(begin)

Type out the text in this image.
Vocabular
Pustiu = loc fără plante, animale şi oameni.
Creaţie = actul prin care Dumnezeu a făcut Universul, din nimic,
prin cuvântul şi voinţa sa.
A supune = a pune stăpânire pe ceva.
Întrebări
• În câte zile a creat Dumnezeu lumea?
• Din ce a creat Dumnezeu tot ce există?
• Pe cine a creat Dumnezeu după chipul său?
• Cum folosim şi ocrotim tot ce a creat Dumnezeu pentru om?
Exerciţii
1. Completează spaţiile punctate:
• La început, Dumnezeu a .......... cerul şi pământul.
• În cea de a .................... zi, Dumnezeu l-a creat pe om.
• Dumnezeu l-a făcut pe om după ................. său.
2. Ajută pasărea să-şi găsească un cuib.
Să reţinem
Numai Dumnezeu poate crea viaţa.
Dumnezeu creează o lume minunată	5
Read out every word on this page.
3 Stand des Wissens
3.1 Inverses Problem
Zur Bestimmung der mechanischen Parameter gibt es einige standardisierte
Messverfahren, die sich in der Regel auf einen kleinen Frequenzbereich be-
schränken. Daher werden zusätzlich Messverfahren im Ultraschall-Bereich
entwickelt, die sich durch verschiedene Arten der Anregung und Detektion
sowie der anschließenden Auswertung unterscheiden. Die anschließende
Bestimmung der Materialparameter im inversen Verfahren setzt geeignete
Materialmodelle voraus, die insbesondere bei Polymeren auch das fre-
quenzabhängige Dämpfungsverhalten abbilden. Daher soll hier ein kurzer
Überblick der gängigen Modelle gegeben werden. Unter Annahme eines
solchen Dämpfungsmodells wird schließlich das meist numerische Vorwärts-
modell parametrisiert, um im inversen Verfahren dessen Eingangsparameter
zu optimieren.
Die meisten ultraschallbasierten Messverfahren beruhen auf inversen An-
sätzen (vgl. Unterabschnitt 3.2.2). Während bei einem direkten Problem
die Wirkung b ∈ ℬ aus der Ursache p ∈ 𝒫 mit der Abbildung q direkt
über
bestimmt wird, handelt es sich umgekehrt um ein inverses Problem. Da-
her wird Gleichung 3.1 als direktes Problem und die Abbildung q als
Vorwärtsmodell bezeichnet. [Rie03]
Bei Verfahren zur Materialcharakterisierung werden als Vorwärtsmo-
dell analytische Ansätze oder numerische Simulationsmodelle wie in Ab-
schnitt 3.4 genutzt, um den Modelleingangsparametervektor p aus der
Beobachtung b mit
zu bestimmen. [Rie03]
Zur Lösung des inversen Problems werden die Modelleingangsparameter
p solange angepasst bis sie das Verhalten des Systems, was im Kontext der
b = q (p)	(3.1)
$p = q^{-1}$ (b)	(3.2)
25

(end)

> [WHAT IS EXPECTED]:
Go over the records above and tally the lines with the word "inversen" in them. Give the number alone.

> [CORRECT RESULT]:
4